-------- DATA SHOWN --------

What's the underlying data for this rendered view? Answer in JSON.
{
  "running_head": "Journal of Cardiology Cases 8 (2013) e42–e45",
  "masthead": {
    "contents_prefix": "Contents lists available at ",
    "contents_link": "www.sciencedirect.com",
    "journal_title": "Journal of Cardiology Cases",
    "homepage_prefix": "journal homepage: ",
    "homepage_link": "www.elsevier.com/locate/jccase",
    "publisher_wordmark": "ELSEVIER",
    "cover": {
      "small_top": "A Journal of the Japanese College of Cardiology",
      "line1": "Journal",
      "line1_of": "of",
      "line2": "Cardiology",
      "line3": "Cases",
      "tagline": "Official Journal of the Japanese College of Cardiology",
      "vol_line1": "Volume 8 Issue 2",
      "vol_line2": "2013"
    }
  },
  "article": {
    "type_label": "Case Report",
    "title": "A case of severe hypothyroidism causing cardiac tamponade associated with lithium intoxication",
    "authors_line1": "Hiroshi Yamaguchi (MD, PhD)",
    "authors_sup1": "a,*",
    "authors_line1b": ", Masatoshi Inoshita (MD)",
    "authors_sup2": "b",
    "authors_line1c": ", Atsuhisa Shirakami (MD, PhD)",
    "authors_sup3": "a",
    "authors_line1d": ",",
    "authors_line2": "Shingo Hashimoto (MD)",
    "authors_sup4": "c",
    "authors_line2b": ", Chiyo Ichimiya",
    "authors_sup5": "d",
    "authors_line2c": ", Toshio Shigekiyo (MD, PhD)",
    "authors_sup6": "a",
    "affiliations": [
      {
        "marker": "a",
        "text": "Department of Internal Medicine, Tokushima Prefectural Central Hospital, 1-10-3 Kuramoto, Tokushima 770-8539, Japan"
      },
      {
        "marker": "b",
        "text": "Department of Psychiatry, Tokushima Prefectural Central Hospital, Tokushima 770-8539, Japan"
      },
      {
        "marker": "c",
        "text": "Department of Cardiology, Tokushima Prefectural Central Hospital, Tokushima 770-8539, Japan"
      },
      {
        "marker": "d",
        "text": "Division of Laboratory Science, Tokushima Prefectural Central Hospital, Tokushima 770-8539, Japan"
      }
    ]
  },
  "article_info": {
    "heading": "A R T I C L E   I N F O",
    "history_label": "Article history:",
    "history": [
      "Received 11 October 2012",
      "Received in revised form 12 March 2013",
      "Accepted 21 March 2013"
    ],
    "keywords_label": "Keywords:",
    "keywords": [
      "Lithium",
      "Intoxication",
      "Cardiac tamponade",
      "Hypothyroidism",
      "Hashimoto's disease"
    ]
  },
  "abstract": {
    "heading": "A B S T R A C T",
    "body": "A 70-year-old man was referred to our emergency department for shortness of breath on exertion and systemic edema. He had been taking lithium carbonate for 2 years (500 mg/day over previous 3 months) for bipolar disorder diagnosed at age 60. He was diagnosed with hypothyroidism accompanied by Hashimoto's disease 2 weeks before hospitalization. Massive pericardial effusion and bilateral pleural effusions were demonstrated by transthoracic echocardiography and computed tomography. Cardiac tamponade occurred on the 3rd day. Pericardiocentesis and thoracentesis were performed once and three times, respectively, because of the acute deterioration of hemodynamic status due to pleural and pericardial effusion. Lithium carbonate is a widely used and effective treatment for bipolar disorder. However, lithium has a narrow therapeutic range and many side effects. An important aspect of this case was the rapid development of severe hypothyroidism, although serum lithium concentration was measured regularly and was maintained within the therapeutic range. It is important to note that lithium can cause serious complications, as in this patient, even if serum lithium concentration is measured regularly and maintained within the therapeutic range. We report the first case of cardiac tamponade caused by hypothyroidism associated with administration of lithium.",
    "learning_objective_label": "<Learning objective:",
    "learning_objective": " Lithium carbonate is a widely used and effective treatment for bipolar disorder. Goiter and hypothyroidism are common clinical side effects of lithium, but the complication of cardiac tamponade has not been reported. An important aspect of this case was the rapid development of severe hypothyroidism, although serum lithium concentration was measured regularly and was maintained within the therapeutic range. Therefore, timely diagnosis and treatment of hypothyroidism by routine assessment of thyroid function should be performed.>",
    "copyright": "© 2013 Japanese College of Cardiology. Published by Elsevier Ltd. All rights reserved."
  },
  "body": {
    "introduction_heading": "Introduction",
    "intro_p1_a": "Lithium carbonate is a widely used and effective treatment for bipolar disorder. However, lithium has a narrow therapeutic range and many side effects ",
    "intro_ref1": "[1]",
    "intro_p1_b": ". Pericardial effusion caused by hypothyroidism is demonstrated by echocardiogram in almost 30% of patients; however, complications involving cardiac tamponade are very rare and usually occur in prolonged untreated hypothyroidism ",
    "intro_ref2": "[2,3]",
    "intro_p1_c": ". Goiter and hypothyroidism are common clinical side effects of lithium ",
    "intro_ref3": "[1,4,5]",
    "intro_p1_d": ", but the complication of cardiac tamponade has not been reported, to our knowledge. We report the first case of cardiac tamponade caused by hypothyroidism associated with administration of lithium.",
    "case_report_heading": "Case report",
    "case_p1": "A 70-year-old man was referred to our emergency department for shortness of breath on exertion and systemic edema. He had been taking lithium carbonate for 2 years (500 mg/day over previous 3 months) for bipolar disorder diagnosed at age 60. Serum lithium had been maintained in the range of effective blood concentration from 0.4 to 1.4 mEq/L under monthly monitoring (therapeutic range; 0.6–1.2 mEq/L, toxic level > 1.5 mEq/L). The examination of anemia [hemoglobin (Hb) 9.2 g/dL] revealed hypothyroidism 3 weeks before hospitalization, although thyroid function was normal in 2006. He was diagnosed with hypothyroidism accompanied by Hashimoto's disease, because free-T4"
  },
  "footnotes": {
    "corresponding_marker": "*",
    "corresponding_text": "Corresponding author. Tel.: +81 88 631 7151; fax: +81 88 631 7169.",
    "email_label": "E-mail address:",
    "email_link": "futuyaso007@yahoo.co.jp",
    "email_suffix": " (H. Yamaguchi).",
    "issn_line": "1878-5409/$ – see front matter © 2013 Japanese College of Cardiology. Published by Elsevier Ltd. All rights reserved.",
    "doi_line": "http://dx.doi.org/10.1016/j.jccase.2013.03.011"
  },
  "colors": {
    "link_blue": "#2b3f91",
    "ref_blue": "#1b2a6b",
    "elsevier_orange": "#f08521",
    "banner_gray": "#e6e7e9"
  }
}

--------

- **WHAT YOU SHOULD DO**: Print the data above exactly.

- **COMPLETED EXERCISE**:
What's the underlying data for this rendered view? Answer in JSON.
{
  "running_head": "Journal of Cardiology Cases 8 (2013) e42–e45",
  "masthead": {
    "contents_prefix": "Contents lists available at ",
    "contents_link": "www.sciencedirect.com",
    "journal_title": "Journal of Cardiology Cases",
    "homepage_prefix": "journal homepage: ",
    "homepage_link": "www.elsevier.com/locate/jccase",
    "publisher_wordmark": "ELSEVIER",
    "cover": {
      "small_top": "A Journal of the Japanese College of Cardiology",
      "line1": "Journal",
      "line1_of": "of",
      "line2": "Cardiology",
      "line3": "Cases",
      "tagline": "Official Journal of the Japanese College of Cardiology",
      "vol_line1": "Volume 8 Issue 2",
      "vol_line2": "2013"
    }
  },
  "article": {
    "type_label": "Case Report",
    "title": "A case of severe hypothyroidism causing cardiac tamponade associated with lithium intoxication",
    "authors_line1": "Hiroshi Yamaguchi (MD, PhD)",
    "authors_sup1": "a,*",
    "authors_line1b": ", Masatoshi Inoshita (MD)",
    "authors_sup2": "b",
    "authors_line1c": ", Atsuhisa Shirakami (MD, PhD)",
    "authors_sup3": "a",
    "authors_line1d": ",",
    "authors_line2": "Shingo Hashimoto (MD)",
    "authors_sup4": "c",
    "authors_line2b": ", Chiyo Ichimiya",
    "authors_sup5": "d",
    "authors_line2c": ", Toshio Shigekiyo (MD, PhD)",
    "authors_sup6": "a",
    "affiliations": [
      {
        "marker": "a",
        "text": "Department of Internal Medicine, Tokushima Prefectural Central Hospital, 1-10-3 Kuramoto, Tokushima 770-8539, Japan"
      },
      {
        "marker": "b",
        "text": "Department of Psychiatry, Tokushima Prefectural Central Hospital, Tokushima 770-8539, Japan"
      },
      {
        "marker": "c",
        "text": "Department of Cardiology, Tokushima Prefectural Central Hospital, Tokushima 770-8539, Japan"
      },
      {
        "marker": "d",
        "text": "Division of Laboratory Science, Tokushima Prefectural Central Hospital, Tokushima 770-8539, Japan"
      }
    ]
  },
  "article_info": {
    "heading": "A R T I C L E   I N F O",
    "history_label": "Article history:",
    "history": [
      "Received 11 October 2012",
      "Received in revised form 12 March 2013",
      "Accepted 21 March 2013"
    ],
    "keywords_label": "Keywords:",
    "keywords": [
      "Lithium",
      "Intoxication",
      "Cardiac tamponade",
      "Hypothyroidism",
      "Hashimoto's disease"
    ]
  },
  "abstract": {
    "heading": "A B S T R A C T",
    "body": "A 70-year-old man was referred to our emergency department for shortness of breath on exertion and systemic edema. He had been taking lithium carbonate for 2 years (500 mg/day over previous 3 months) for bipolar disorder diagnosed at age 60. He was diagnosed with hypothyroidism accompanied by Hashimoto's disease 2 weeks before hospitalization. Massive pericardial effusion and bilateral pleural effusions were demonstrated by transthoracic echocardiography and computed tomography. Cardiac tamponade occurred on the 3rd day. Pericardiocentesis and thoracentesis were performed once and three times, respectively, because of the acute deterioration of hemodynamic status due to pleural and pericardial effusion. Lithium carbonate is a widely used and effective treatment for bipolar disorder. However, lithium has a narrow therapeutic range and many side effects. An important aspect of this case was the rapid development of severe hypothyroidism, although serum lithium concentration was measured regularly and was maintained within the therapeutic range. It is important to note that lithium can cause serious complications, as in this patient, even if serum lithium concentration is measured regularly and maintained within the therapeutic range. We report the first case of cardiac tamponade caused by hypothyroidism associated with administration of lithium.",
    "learning_objective_label": "<Learning objective:",
    "learning_objective": " Lithium carbonate is a widely used and effective treatment for bipolar disorder. Goiter and hypothyroidism are common clinical side effects of lithium, but the complication of cardiac tamponade has not been reported. An important aspect of this case was the rapid development of severe hypothyroidism, although serum lithium concentration was measured regularly and was maintained within the therapeutic range. Therefore, timely diagnosis and treatment of hypothyroidism by routine assessment of thyroid function should be performed.>",
    "copyright": "© 2013 Japanese College of Cardiology. Published by Elsevier Ltd. All rights reserved."
  },
  "body": {
    "introduction_heading": "Introduction",
    "intro_p1_a": "Lithium carbonate is a widely used and effective treatment for bipolar disorder. However, lithium has a narrow therapeutic range and many side effects ",
    "intro_ref1": "[1]",
    "intro_p1_b": ". Pericardial effusion caused by hypothyroidism is demonstrated by echocardiogram in almost 30% of patients; however, complications involving cardiac tamponade are very rare and usually occur in prolonged untreated hypothyroidism ",
    "intro_ref2": "[2,3]",
    "intro_p1_c": ". Goiter and hypothyroidism are common clinical side effects of lithium ",
    "intro_ref3": "[1,4,5]",
    "intro_p1_d": ", but the complication of cardiac tamponade has not been reported, to our knowledge. We report the first case of cardiac tamponade caused by hypothyroidism associated with administration of lithium.",
    "case_report_heading": "Case report",
    "case_p1": "A 70-year-old man was referred to our emergency department for shortness of breath on exertion and systemic edema. He had been taking lithium carbonate for 2 years (500 mg/day over previous 3 months) for bipolar disorder diagnosed at age 60. Serum lithium had been maintained in the range of effective blood concentration from 0.4 to 1.4 mEq/L under monthly monitoring (therapeutic range; 0.6–1.2 mEq/L, toxic level > 1.5 mEq/L). The examination of anemia [hemoglobin (Hb) 9.2 g/dL] revealed hypothyroidism 3 weeks before hospitalization, although thyroid function was normal in 2006. He was diagnosed with hypothyroidism accompanied by Hashimoto's disease, because free-T4"
  },
  "footnotes": {
    "corresponding_marker": "*",
    "corresponding_text": "Corresponding author. Tel.: +81 88 631 7151; fax: +81 88 631 7169.",
    "email_label": "E-mail address:",
    "email_link": "futuyaso007@yahoo.co.jp",
    "email_suffix": " (H. Yamaguchi).",
    "issn_line": "1878-5409/$ – see front matter © 2013 Japanese College of Cardiology. Published by Elsevier Ltd. All rights reserved.",
    "doi_line": "http://dx.doi.org/10.1016/j.jccase.2013.03.011"
  },
  "colors": {
    "link_blue": "#2b3f91",
    "ref_blue": "#1b2a6b",
    "elsevier_orange": "#f08521",
    "banner_gray": "#e6e7e9"
  }
}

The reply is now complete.